▼
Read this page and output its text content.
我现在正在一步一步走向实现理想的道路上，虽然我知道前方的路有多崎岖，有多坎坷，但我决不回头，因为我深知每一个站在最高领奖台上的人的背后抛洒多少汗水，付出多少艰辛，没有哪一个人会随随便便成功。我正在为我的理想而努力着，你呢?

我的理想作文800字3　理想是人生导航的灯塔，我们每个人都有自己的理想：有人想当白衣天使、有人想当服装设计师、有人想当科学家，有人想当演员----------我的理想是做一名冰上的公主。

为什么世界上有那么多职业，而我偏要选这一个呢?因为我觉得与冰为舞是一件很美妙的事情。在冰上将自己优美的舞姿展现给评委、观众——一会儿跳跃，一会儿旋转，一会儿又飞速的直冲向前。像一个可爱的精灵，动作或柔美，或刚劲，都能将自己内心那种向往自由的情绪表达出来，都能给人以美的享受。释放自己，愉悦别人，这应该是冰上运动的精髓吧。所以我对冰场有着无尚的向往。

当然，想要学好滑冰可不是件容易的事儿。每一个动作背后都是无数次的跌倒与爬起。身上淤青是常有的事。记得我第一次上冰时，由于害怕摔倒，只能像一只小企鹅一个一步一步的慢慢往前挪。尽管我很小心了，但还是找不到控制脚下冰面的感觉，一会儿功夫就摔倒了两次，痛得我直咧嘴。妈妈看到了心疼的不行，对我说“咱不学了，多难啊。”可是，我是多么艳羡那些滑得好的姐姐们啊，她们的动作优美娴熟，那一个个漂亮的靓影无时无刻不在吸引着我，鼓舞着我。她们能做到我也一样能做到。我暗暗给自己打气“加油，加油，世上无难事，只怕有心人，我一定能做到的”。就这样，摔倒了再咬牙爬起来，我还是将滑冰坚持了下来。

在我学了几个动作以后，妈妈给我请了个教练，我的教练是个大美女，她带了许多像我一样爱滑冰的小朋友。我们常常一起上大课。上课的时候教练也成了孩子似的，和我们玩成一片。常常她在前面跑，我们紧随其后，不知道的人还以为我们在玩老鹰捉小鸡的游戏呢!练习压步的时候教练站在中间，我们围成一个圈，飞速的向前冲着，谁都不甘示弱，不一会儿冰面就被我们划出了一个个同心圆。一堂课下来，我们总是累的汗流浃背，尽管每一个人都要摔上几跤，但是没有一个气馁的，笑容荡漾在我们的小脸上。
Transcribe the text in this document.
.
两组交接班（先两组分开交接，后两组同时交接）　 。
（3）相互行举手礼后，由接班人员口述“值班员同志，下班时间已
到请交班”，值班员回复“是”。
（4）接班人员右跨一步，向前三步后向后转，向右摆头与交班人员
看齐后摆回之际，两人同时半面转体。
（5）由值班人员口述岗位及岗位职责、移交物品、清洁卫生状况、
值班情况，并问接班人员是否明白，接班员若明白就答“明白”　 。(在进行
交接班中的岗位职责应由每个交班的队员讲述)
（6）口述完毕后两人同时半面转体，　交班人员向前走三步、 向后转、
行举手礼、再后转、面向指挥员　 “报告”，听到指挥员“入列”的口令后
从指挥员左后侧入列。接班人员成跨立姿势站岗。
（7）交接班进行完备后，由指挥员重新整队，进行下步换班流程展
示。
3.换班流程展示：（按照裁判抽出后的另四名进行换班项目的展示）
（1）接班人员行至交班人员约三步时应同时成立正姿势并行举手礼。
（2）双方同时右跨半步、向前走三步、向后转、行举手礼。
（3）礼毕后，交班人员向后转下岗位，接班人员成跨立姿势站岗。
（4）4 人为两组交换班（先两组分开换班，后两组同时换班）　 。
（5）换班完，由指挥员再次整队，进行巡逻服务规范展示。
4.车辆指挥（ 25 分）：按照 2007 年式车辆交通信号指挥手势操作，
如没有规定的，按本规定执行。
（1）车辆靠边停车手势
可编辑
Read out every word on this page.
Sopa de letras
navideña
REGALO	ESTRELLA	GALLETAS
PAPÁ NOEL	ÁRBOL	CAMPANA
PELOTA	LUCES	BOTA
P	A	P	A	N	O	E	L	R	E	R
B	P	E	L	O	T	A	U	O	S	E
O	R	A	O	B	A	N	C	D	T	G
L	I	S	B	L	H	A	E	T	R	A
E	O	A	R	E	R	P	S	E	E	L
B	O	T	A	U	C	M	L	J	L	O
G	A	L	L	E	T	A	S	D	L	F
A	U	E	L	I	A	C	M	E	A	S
▲
**WHAT YOU WILL DO**
Copy each line of the data above that holds "this".

**PROBLEM SOLUTION**
Read this page and output its text content.
Transcribe the text in this document.
Read out every word on this page.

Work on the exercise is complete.